### WHAT YOU ARE ASKED TO DO
Rewrite the listing below, changing each occurrence of "seismic-event" to "seismic-pick" and leaving everything else unchanged.
— Begin —
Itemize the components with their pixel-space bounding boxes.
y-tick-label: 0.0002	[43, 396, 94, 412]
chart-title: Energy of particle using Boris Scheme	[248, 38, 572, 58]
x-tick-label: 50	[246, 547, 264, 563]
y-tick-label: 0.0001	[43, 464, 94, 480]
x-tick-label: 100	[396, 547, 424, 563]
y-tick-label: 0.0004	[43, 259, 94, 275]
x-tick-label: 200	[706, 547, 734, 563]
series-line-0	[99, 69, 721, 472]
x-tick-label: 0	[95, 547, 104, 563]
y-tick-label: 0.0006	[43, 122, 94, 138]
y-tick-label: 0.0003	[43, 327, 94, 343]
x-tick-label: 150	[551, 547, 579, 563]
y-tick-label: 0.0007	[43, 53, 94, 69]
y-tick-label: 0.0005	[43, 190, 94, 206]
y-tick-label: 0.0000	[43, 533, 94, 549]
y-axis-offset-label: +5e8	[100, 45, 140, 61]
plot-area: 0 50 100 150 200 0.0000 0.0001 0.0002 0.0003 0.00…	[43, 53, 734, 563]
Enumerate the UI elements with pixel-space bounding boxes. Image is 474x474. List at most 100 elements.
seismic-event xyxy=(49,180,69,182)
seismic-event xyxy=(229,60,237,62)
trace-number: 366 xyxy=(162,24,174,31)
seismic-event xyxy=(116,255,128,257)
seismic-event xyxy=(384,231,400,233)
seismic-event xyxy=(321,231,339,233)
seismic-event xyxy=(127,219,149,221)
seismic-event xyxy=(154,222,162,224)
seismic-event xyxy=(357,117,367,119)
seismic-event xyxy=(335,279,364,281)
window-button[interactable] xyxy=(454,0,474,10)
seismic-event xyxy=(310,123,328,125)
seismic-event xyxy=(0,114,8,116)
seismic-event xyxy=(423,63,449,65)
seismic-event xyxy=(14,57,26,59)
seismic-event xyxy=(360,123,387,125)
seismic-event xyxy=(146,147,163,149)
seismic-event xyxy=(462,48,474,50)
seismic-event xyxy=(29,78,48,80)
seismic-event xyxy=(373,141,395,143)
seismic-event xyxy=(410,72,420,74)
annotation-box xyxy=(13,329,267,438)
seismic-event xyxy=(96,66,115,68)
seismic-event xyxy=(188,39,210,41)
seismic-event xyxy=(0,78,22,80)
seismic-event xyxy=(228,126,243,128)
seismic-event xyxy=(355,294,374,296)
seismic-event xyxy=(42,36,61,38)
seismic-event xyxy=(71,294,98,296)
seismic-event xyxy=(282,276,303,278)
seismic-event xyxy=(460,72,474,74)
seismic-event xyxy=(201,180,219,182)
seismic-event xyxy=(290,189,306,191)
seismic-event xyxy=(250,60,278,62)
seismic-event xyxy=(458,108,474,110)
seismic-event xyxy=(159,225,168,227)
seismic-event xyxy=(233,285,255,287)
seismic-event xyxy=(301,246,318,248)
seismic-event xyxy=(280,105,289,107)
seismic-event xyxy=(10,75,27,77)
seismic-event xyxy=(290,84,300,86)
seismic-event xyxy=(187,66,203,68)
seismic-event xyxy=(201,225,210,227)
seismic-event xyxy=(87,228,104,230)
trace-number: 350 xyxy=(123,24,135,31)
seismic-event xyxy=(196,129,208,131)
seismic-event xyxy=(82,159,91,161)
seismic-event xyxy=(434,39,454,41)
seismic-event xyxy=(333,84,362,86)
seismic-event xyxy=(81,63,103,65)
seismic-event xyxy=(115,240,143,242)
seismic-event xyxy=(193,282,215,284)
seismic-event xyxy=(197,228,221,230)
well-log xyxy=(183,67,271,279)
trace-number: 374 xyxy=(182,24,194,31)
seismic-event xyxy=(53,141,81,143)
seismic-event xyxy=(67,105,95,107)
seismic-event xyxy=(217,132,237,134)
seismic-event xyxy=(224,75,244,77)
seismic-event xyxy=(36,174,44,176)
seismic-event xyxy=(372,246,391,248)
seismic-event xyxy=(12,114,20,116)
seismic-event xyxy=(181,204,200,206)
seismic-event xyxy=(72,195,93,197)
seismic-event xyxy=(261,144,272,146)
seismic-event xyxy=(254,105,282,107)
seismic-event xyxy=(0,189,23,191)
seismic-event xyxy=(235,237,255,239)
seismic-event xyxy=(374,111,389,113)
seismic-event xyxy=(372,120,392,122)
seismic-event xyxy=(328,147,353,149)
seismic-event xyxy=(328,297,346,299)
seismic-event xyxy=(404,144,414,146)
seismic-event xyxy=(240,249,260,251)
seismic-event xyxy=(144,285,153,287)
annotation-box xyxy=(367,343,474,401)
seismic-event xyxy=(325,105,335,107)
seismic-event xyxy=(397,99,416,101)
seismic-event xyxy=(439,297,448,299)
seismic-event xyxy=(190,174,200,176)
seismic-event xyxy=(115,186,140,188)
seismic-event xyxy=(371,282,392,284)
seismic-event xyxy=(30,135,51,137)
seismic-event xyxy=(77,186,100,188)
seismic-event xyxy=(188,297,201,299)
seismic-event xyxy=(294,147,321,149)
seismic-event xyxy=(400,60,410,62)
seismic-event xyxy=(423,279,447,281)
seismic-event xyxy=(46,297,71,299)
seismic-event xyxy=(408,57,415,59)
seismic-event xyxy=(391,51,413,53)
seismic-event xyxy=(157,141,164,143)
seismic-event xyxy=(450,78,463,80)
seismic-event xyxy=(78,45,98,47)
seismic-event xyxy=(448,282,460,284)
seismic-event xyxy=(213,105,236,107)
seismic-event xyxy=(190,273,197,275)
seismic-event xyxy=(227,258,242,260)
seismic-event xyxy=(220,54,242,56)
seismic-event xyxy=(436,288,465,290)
— End —
### ANSWER BELOW
Itemize the components with their pixel-space bounding boxes.
y-tick-label: 0.0002	[43, 396, 94, 412]
chart-title: Energy of particle using Boris Scheme	[248, 38, 572, 58]
x-tick-label: 50	[246, 547, 264, 563]
y-tick-label: 0.0001	[43, 464, 94, 480]
x-tick-label: 100	[396, 547, 424, 563]
y-tick-label: 0.0004	[43, 259, 94, 275]
x-tick-label: 200	[706, 547, 734, 563]
series-line-0	[99, 69, 721, 472]
x-tick-label: 0	[95, 547, 104, 563]
y-tick-label: 0.0006	[43, 122, 94, 138]
y-tick-label: 0.0003	[43, 327, 94, 343]
x-tick-label: 150	[551, 547, 579, 563]
y-tick-label: 0.0007	[43, 53, 94, 69]
y-tick-label: 0.0005	[43, 190, 94, 206]
y-tick-label: 0.0000	[43, 533, 94, 549]
y-axis-offset-label: +5e8	[100, 45, 140, 61]
plot-area: 0 50 100 150 200 0.0000 0.0001 0.0002 0.0003 0.00…	[43, 53, 734, 563]
Enumerate the UI elements with pixel-space bounding boxes. Image is 474x474. List at most 100 elements.
seismic-pick xyxy=(49,180,69,182)
seismic-pick xyxy=(229,60,237,62)
trace-number: 366 xyxy=(162,24,174,31)
seismic-pick xyxy=(116,255,128,257)
seismic-pick xyxy=(384,231,400,233)
seismic-pick xyxy=(321,231,339,233)
seismic-pick xyxy=(127,219,149,221)
seismic-pick xyxy=(154,222,162,224)
seismic-pick xyxy=(357,117,367,119)
seismic-pick xyxy=(335,279,364,281)
window-button[interactable] xyxy=(454,0,474,10)
seismic-pick xyxy=(310,123,328,125)
seismic-pick xyxy=(0,114,8,116)
seismic-pick xyxy=(423,63,449,65)
seismic-pick xyxy=(14,57,26,59)
seismic-pick xyxy=(360,123,387,125)
seismic-pick xyxy=(146,147,163,149)
seismic-pick xyxy=(462,48,474,50)
seismic-pick xyxy=(29,78,48,80)
seismic-pick xyxy=(373,141,395,143)
seismic-pick xyxy=(410,72,420,74)
annotation-box xyxy=(13,329,267,438)
seismic-pick xyxy=(96,66,115,68)
seismic-pick xyxy=(188,39,210,41)
seismic-pick xyxy=(0,78,22,80)
seismic-pick xyxy=(228,126,243,128)
seismic-pick xyxy=(355,294,374,296)
seismic-pick xyxy=(42,36,61,38)
seismic-pick xyxy=(71,294,98,296)
seismic-pick xyxy=(282,276,303,278)
seismic-pick xyxy=(460,72,474,74)
seismic-pick xyxy=(201,180,219,182)
seismic-pick xyxy=(290,189,306,191)
seismic-pick xyxy=(250,60,278,62)
seismic-pick xyxy=(458,108,474,110)
seismic-pick xyxy=(159,225,168,227)
seismic-pick xyxy=(233,285,255,287)
seismic-pick xyxy=(301,246,318,248)
seismic-pick xyxy=(280,105,289,107)
seismic-pick xyxy=(10,75,27,77)
seismic-pick xyxy=(290,84,300,86)
seismic-pick xyxy=(187,66,203,68)
seismic-pick xyxy=(201,225,210,227)
seismic-pick xyxy=(87,228,104,230)
trace-number: 350 xyxy=(123,24,135,31)
seismic-pick xyxy=(196,129,208,131)
seismic-pick xyxy=(82,159,91,161)
seismic-pick xyxy=(434,39,454,41)
seismic-pick xyxy=(333,84,362,86)
seismic-pick xyxy=(81,63,103,65)
seismic-pick xyxy=(115,240,143,242)
seismic-pick xyxy=(193,282,215,284)
seismic-pick xyxy=(197,228,221,230)
well-log xyxy=(183,67,271,279)
trace-number: 374 xyxy=(182,24,194,31)
seismic-pick xyxy=(53,141,81,143)
seismic-pick xyxy=(67,105,95,107)
seismic-pick xyxy=(217,132,237,134)
seismic-pick xyxy=(224,75,244,77)
seismic-pick xyxy=(36,174,44,176)
seismic-pick xyxy=(372,246,391,248)
seismic-pick xyxy=(12,114,20,116)
seismic-pick xyxy=(181,204,200,206)
seismic-pick xyxy=(72,195,93,197)
seismic-pick xyxy=(261,144,272,146)
seismic-pick xyxy=(254,105,282,107)
seismic-pick xyxy=(0,189,23,191)
seismic-pick xyxy=(235,237,255,239)
seismic-pick xyxy=(374,111,389,113)
seismic-pick xyxy=(372,120,392,122)
seismic-pick xyxy=(328,147,353,149)
seismic-pick xyxy=(328,297,346,299)
seismic-pick xyxy=(404,144,414,146)
seismic-pick xyxy=(240,249,260,251)
seismic-pick xyxy=(144,285,153,287)
annotation-box xyxy=(367,343,474,401)
seismic-pick xyxy=(325,105,335,107)
seismic-pick xyxy=(397,99,416,101)
seismic-pick xyxy=(439,297,448,299)
seismic-pick xyxy=(190,174,200,176)
seismic-pick xyxy=(115,186,140,188)
seismic-pick xyxy=(371,282,392,284)
seismic-pick xyxy=(30,135,51,137)
seismic-pick xyxy=(77,186,100,188)
seismic-pick xyxy=(188,297,201,299)
seismic-pick xyxy=(294,147,321,149)
seismic-pick xyxy=(400,60,410,62)
seismic-pick xyxy=(423,279,447,281)
seismic-pick xyxy=(46,297,71,299)
seismic-pick xyxy=(408,57,415,59)
seismic-pick xyxy=(391,51,413,53)
seismic-pick xyxy=(157,141,164,143)
seismic-pick xyxy=(450,78,463,80)
seismic-pick xyxy=(78,45,98,47)
seismic-pick xyxy=(448,282,460,284)
seismic-pick xyxy=(213,105,236,107)
seismic-pick xyxy=(190,273,197,275)
seismic-pick xyxy=(227,258,242,260)
seismic-pick xyxy=(220,54,242,56)
seismic-pick xyxy=(436,288,465,290)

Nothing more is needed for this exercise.